◆ **Texto para leer**
Mira primero a tu alrededor
En qué fijarse
- Cauce de Akerselva
- Antiguos edificios fabriles
- Refuerzos de piedra en las laderas
- Sendero para pasear
La historia del lugar
En diciembre de mil novecientos trece, el fundidor Ernst Poleszynski escribió a la policía: habían roto veinte ventanas en el edificio de su fábrica junto a Akerselva. Poleszynski vivía de encargos de fundición artística —en los talleres de aquí se fundían monumentos de bronce—, así que se trataba de daños en un taller en funcionamiento. Relacionó los cristales rotos con las personas que se reunían en la orilla opuesta y pidió separar la orilla con una valla.
El policía Hoel fue a comprobar la denuncia. Decidió que difícilmente las piedras habrían podido cruzar el río: la distancia era demasiado grande. En cambio, confirmó otra cosa: en la ladera cubierta de maleza realmente organizaban borracheras, y en verano se habían llevado de allí detenidos en más de una ocasión. La relación entre aquellas personas y las ventanas rotas siguió sin demostrarse, pero la carta ya había llegado a la administración municipal.

◆ **Tarea 1**
En el texto sobre Akerselva, ¿cuántas ventanas le rompieron a Poleszynski en el edificio de su fábrica?
◆ **Tarea 2**
Sigue escribiendo el texto sobre Akerselva a partir de su última frase.
El listado no tiene nada que ver con esto.

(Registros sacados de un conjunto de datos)

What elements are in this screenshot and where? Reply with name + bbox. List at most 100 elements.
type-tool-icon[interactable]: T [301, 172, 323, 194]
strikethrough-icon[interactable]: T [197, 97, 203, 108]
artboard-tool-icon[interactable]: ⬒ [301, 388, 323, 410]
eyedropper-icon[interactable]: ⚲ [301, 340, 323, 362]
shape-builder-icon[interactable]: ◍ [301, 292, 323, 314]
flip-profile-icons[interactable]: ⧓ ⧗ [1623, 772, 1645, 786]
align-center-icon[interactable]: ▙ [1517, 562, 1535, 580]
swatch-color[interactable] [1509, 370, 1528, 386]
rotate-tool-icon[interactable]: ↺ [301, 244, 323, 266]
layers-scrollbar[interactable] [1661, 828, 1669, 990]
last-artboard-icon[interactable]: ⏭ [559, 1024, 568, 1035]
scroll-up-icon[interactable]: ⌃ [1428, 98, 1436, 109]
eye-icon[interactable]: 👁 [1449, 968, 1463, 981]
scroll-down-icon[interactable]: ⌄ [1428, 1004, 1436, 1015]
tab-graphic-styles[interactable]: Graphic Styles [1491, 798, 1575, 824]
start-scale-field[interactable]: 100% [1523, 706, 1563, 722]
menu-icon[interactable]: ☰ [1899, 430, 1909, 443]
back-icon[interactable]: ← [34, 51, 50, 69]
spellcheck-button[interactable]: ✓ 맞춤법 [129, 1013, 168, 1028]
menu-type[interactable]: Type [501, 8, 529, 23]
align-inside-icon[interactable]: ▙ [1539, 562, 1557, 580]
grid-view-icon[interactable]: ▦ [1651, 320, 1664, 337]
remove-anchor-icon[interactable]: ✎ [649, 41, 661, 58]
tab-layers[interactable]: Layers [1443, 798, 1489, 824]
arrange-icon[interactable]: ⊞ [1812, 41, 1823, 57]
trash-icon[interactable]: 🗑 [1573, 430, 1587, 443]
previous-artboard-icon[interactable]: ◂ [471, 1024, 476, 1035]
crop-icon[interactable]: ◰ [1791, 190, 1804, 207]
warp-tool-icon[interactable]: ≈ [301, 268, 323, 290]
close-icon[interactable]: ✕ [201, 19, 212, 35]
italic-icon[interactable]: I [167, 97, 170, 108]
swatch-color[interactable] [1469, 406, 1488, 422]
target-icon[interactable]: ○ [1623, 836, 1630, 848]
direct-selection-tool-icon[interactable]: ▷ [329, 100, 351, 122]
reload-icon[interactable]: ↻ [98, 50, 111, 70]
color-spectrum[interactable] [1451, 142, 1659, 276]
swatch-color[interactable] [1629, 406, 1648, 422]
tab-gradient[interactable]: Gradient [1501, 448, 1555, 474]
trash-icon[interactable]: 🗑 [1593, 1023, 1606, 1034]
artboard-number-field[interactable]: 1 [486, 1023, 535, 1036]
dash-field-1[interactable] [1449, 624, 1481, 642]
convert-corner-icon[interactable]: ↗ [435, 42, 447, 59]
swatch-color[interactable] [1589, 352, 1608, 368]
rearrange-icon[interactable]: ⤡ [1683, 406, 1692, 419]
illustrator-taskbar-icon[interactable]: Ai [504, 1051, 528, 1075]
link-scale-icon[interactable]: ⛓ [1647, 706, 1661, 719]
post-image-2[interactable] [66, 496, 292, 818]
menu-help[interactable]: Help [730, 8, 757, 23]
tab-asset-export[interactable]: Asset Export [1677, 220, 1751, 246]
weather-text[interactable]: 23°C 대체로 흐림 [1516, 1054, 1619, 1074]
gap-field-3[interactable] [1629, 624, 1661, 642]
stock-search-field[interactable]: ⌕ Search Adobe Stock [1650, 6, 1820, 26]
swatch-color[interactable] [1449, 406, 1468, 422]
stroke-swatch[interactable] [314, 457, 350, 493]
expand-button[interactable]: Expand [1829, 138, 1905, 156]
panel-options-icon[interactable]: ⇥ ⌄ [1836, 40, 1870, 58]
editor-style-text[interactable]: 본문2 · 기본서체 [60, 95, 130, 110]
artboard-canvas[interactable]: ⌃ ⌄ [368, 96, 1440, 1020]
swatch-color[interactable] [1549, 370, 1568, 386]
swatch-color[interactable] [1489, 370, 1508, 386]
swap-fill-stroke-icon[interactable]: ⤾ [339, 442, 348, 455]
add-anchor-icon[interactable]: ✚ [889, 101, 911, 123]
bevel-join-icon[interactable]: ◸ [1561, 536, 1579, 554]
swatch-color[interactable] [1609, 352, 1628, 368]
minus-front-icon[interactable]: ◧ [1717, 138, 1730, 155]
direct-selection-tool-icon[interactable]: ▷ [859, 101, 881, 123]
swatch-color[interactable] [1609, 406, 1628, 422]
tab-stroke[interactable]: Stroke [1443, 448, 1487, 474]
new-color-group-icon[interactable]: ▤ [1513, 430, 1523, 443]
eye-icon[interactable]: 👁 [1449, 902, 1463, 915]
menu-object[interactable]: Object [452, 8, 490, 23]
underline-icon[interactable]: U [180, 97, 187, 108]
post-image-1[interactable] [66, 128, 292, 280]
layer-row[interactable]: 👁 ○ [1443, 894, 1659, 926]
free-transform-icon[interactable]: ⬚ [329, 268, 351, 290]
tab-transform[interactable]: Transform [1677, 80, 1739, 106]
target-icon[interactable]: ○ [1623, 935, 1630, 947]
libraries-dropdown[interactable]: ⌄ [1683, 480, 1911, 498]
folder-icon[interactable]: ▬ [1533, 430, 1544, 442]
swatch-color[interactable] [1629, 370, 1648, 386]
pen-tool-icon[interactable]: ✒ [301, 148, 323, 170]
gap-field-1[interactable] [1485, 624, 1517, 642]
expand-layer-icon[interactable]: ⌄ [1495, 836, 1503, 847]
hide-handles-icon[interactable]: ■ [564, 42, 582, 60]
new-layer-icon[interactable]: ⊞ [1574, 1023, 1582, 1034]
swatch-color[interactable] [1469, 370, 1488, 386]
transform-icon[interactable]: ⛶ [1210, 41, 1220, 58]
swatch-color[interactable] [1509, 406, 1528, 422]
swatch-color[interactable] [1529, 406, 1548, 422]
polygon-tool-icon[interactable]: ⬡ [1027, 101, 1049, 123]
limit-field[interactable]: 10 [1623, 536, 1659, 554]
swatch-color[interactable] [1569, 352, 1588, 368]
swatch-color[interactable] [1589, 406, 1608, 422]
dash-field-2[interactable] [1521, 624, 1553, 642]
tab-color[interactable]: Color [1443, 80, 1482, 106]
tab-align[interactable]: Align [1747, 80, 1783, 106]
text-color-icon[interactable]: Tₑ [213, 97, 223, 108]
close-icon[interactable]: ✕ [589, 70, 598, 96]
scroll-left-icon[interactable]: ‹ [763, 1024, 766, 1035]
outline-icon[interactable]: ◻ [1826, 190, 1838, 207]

◆ **Respuesta escrita 1**
Veinte ventanas.

◆ **Respuesta escrita 2**
El caso se encargó a Jacob Høegh. Era burgomaestre: así se llamaba al funcionario municipal permanente que preparaba las decisiones para el consejo municipal. El director de la central eléctrica propuso instalar una valla. El encargado de la iglesia vecina consideraba que la valla no cambiaría nada y pidió despejar la ladera, crear un parque y ponerlo bajo vigilancia policial. Høegh encargó la valla y luego comenzó a preparar un proyecto independiente de mejora de las orillas.
En julio de mil novecientos quince, el consejo municipal aceptó destinar dinero al primer tramo y convocar un concurso para un plan general. Los fabricantes impedían la continuación: necesitaban un ramal ferroviario a lo largo de Akerselva para traer materias primas y sacar mercancías. También se discutía cubrir una parte del cauce para obtener nuevos terrenos. Mientras los ingenieros buscaban un lugar para las vías, se aplazaban las obras del largo parque. Después, los automóviles se hicieron cargo de los transportes y el ramal industrial perdió su sentido.
Los jardineros municipales fueron avanzando poco a poco aguas arriba. Para mil novecientos veintiocho, su plan abarcaba ambas orillas desde Nybrua hasta Brenneriveien, hasta aquí, junto a las antiguas fábricas. Reforzaban las laderas con piedra, trazaban senderos para pasear y despejaban los pasos. Para mil novecientos treinta y siete, la parte baja del parque fluvial estaba casi terminada.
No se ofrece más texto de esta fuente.